>> start Data rows

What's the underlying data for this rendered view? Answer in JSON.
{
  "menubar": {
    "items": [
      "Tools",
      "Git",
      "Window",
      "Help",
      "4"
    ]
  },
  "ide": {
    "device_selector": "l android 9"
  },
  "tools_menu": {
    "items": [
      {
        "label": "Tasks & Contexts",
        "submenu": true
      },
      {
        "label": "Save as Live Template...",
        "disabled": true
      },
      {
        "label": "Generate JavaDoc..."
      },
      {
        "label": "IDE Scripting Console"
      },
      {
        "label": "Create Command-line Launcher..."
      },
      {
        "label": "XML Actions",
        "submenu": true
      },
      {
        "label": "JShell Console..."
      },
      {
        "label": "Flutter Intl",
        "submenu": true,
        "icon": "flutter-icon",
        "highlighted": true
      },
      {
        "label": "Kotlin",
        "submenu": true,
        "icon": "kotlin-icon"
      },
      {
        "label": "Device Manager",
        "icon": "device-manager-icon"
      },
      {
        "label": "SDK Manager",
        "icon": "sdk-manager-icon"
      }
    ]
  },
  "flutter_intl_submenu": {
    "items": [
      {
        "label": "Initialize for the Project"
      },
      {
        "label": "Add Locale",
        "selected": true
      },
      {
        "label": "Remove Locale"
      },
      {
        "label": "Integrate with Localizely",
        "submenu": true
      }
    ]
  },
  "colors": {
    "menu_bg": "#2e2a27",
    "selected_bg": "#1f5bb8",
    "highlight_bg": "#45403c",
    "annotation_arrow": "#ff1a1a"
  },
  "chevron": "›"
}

>> end Data rows

Work to be completed: Print every entry exactly as it appears.

Task answer:
What's the underlying data for this rendered view? Answer in JSON.
{
  "menubar": {
    "items": [
      "Tools",
      "Git",
      "Window",
      "Help",
      "4"
    ]
  },
  "ide": {
    "device_selector": "l android 9"
  },
  "tools_menu": {
    "items": [
      {
        "label": "Tasks & Contexts",
        "submenu": true
      },
      {
        "label": "Save as Live Template...",
        "disabled": true
      },
      {
        "label": "Generate JavaDoc..."
      },
      {
        "label": "IDE Scripting Console"
      },
      {
        "label": "Create Command-line Launcher..."
      },
      {
        "label": "XML Actions",
        "submenu": true
      },
      {
        "label": "JShell Console..."
      },
      {
        "label": "Flutter Intl",
        "submenu": true,
        "icon": "flutter-icon",
        "highlighted": true
      },
      {
        "label": "Kotlin",
        "submenu": true,
        "icon": "kotlin-icon"
      },
      {
        "label": "Device Manager",
        "icon": "device-manager-icon"
      },
      {
        "label": "SDK Manager",
        "icon": "sdk-manager-icon"
      }
    ]
  },
  "flutter_intl_submenu": {
    "items": [
      {
        "label": "Initialize for the Project"
      },
      {
        "label": "Add Locale",
        "selected": true
      },
      {
        "label": "Remove Locale"
      },
      {
        "label": "Integrate with Localizely",
        "submenu": true
      }
    ]
  },
  "colors": {
    "menu_bg": "#2e2a27",
    "selected_bg": "#1f5bb8",
    "highlight_bg": "#45403c",
    "annotation_arrow": "#ff1a1a"
  },
  "chevron": "›"
}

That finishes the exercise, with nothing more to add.